Goal — Leave out any pictures and transcribe all other data below exactly.

Data listing —

-- BEGIN --

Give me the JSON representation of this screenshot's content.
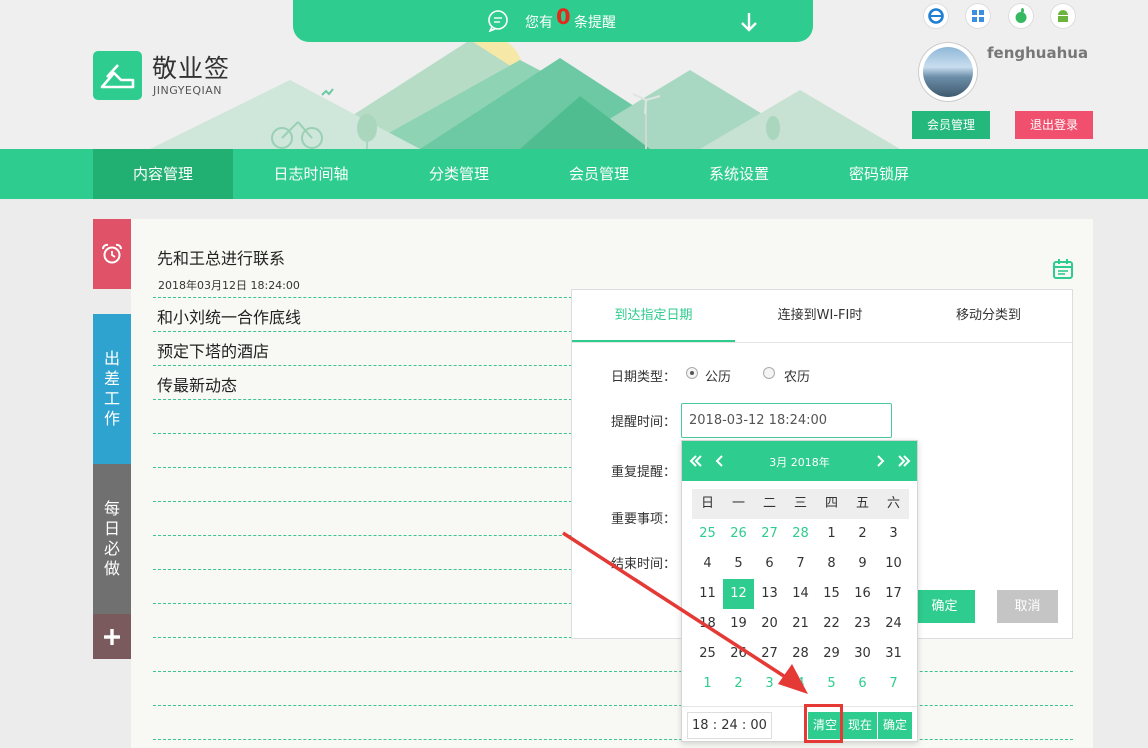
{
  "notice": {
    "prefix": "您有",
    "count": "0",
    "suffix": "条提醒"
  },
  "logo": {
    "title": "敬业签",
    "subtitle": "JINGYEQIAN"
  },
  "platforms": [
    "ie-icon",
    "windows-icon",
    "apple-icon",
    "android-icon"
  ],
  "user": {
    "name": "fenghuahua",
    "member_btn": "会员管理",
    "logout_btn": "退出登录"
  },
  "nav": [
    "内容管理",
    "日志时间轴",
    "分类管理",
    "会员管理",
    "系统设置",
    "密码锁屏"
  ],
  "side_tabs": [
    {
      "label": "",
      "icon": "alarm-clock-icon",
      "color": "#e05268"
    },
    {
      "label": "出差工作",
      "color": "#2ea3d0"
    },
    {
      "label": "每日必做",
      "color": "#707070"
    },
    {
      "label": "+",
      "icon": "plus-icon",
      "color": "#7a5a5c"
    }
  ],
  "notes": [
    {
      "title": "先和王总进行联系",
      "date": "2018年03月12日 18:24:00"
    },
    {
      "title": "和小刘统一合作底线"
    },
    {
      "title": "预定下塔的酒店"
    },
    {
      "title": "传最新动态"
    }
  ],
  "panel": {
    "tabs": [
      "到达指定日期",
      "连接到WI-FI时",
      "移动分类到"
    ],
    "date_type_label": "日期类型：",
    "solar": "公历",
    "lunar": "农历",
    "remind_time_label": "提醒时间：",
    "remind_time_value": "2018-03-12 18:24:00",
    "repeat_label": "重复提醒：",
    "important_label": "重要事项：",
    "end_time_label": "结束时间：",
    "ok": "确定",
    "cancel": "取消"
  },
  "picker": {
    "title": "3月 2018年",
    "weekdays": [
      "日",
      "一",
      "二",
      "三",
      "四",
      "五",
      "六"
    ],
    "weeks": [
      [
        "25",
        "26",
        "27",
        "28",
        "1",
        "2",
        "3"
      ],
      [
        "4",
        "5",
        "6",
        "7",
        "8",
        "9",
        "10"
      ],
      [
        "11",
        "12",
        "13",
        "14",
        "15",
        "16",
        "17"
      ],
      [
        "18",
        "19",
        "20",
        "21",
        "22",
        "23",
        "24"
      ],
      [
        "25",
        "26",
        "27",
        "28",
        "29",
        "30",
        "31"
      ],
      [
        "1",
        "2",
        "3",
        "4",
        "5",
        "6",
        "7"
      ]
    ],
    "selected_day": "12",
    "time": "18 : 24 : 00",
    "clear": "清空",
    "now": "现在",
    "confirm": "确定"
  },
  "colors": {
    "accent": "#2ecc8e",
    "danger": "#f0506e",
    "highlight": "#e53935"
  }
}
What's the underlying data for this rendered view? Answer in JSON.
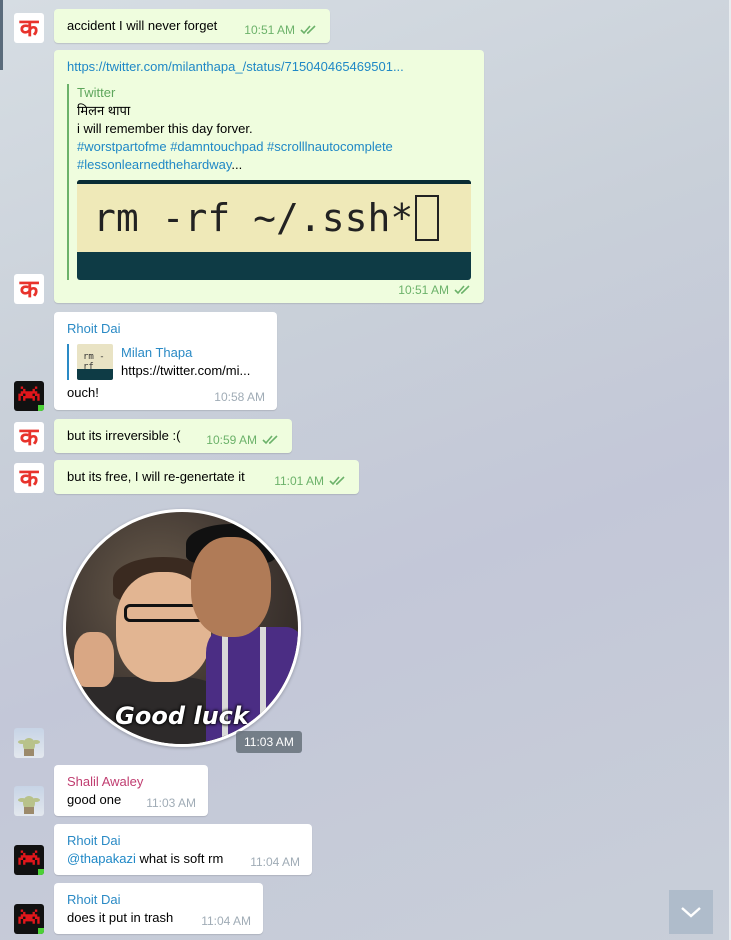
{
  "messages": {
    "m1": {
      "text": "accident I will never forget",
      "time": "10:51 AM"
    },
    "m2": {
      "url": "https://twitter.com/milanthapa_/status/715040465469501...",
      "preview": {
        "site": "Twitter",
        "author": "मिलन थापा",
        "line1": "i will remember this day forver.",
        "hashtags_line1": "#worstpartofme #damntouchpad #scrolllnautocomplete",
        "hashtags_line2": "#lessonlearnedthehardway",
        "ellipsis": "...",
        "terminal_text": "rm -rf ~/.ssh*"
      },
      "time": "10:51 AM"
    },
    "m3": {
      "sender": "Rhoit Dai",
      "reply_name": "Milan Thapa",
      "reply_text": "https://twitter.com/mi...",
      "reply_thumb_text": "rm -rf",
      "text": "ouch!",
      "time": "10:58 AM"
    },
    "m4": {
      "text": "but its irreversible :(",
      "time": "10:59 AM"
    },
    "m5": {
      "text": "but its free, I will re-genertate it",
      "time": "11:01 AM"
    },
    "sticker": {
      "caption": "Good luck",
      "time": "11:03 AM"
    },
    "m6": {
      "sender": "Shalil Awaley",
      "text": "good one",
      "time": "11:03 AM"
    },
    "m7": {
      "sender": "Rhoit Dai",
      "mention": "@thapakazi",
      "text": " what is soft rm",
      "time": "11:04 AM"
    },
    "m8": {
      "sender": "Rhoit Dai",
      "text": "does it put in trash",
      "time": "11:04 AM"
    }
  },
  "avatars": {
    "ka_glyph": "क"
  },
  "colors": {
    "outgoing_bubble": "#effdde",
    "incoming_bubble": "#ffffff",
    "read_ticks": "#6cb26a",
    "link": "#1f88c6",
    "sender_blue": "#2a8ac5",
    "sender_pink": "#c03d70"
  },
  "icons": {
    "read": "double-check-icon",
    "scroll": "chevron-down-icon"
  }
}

-- END --

Complete response —
Give me the JSON representation of this screenshot's content.
{
  "notice": {
    "prefix": "您有",
    "count": "0",
    "suffix": "条提醒"
  },
  "logo": {
    "title": "敬业签",
    "subtitle": "JINGYEQIAN"
  },
  "platforms": [
    "ie-icon",
    "windows-icon",
    "apple-icon",
    "android-icon"
  ],
  "user": {
    "name": "fenghuahua",
    "member_btn": "会员管理",
    "logout_btn": "退出登录"
  },
  "nav": [
    "内容管理",
    "日志时间轴",
    "分类管理",
    "会员管理",
    "系统设置",
    "密码锁屏"
  ],
  "side_tabs": [
    {
      "label": "",
      "icon": "alarm-clock-icon",
      "color": "#e05268"
    },
    {
      "label": "出差工作",
      "color": "#2ea3d0"
    },
    {
      "label": "每日必做",
      "color": "#707070"
    },
    {
      "label": "+",
      "icon": "plus-icon",
      "color": "#7a5a5c"
    }
  ],
  "notes": [
    {
      "title": "先和王总进行联系",
      "date": "2018年03月12日 18:24:00"
    },
    {
      "title": "和小刘统一合作底线"
    },
    {
      "title": "预定下塔的酒店"
    },
    {
      "title": "传最新动态"
    }
  ],
  "panel": {
    "tabs": [
      "到达指定日期",
      "连接到WI-FI时",
      "移动分类到"
    ],
    "date_type_label": "日期类型：",
    "solar": "公历",
    "lunar": "农历",
    "remind_time_label": "提醒时间：",
    "remind_time_value": "2018-03-12 18:24:00",
    "repeat_label": "重复提醒：",
    "important_label": "重要事项：",
    "end_time_label": "结束时间：",
    "ok": "确定",
    "cancel": "取消"
  },
  "picker": {
    "title": "3月 2018年",
    "weekdays": [
      "日",
      "一",
      "二",
      "三",
      "四",
      "五",
      "六"
    ],
    "weeks": [
      [
        "25",
        "26",
        "27",
        "28",
        "1",
        "2",
        "3"
      ],
      [
        "4",
        "5",
        "6",
        "7",
        "8",
        "9",
        "10"
      ],
      [
        "11",
        "12",
        "13",
        "14",
        "15",
        "16",
        "17"
      ],
      [
        "18",
        "19",
        "20",
        "21",
        "22",
        "23",
        "24"
      ],
      [
        "25",
        "26",
        "27",
        "28",
        "29",
        "30",
        "31"
      ],
      [
        "1",
        "2",
        "3",
        "4",
        "5",
        "6",
        "7"
      ]
    ],
    "selected_day": "12",
    "time": "18 : 24 : 00",
    "clear": "清空",
    "now": "现在",
    "confirm": "确定"
  },
  "colors": {
    "accent": "#2ecc8e",
    "danger": "#f0506e",
    "highlight": "#e53935"
  }
}
What's the underlying data for this rendered view? Answer in JSON.
{
  "messages": {
    "m1": {
      "text": "accident I will never forget",
      "time": "10:51 AM"
    },
    "m2": {
      "url": "https://twitter.com/milanthapa_/status/715040465469501...",
      "preview": {
        "site": "Twitter",
        "author": "मिलन थापा",
        "line1": "i will remember this day forver.",
        "hashtags_line1": "#worstpartofme #damntouchpad #scrolllnautocomplete",
        "hashtags_line2": "#lessonlearnedthehardway",
        "ellipsis": "...",
        "terminal_text": "rm -rf ~/.ssh*"
      },
      "time": "10:51 AM"
    },
    "m3": {
      "sender": "Rhoit Dai",
      "reply_name": "Milan Thapa",
      "reply_text": "https://twitter.com/mi...",
      "reply_thumb_text": "rm -rf",
      "text": "ouch!",
      "time": "10:58 AM"
    },
    "m4": {
      "text": "but its irreversible :(",
      "time": "10:59 AM"
    },
    "m5": {
      "text": "but its free, I will re-genertate it",
      "time": "11:01 AM"
    },
    "sticker": {
      "caption": "Good luck",
      "time": "11:03 AM"
    },
    "m6": {
      "sender": "Shalil Awaley",
      "text": "good one",
      "time": "11:03 AM"
    },
    "m7": {
      "sender": "Rhoit Dai",
      "mention": "@thapakazi",
      "text": " what is soft rm",
      "time": "11:04 AM"
    },
    "m8": {
      "sender": "Rhoit Dai",
      "text": "does it put in trash",
      "time": "11:04 AM"
    }
  },
  "avatars": {
    "ka_glyph": "क"
  },
  "colors": {
    "outgoing_bubble": "#effdde",
    "incoming_bubble": "#ffffff",
    "read_ticks": "#6cb26a",
    "link": "#1f88c6",
    "sender_blue": "#2a8ac5",
    "sender_pink": "#c03d70"
  },
  "icons": {
    "read": "double-check-icon",
    "scroll": "chevron-down-icon"
  }
}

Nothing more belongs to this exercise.